* START *
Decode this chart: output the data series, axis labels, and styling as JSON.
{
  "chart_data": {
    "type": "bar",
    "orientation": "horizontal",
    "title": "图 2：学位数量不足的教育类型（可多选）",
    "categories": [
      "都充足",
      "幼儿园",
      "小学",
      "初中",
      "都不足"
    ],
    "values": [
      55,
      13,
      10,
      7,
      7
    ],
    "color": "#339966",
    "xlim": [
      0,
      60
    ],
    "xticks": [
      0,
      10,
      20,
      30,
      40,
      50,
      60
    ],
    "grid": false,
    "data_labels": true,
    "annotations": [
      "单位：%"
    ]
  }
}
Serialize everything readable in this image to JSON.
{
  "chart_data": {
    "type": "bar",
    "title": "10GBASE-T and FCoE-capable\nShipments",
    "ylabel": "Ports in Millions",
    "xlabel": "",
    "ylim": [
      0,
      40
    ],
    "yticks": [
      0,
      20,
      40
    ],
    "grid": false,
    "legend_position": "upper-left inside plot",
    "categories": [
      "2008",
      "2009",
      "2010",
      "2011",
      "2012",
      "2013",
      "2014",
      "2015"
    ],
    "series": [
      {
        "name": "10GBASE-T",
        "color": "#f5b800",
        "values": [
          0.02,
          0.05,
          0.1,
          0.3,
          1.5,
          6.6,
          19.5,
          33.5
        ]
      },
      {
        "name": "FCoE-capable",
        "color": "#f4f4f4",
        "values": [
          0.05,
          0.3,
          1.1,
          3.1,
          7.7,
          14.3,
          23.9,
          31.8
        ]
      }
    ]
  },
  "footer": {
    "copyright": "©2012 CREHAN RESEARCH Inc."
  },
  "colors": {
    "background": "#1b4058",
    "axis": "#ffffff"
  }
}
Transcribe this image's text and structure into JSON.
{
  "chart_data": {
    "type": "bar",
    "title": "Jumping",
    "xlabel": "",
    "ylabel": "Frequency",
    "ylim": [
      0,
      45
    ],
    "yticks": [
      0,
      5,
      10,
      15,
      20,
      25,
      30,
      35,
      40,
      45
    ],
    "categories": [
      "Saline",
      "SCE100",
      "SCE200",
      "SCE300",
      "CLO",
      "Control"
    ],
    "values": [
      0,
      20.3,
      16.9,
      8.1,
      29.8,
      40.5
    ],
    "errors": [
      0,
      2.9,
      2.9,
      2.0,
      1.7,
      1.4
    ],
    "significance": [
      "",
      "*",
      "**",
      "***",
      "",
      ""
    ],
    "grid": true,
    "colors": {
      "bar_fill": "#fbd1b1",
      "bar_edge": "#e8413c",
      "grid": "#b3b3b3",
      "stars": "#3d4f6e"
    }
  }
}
* END *
EXERCISE PROMPT: Collect every line above that contains the word "this".

RESULT:
Decode this chart: output the data series, axis labels, and styling as JSON.
Serialize everything readable in this image to JSON.
Transcribe this image's text and structure into JSON.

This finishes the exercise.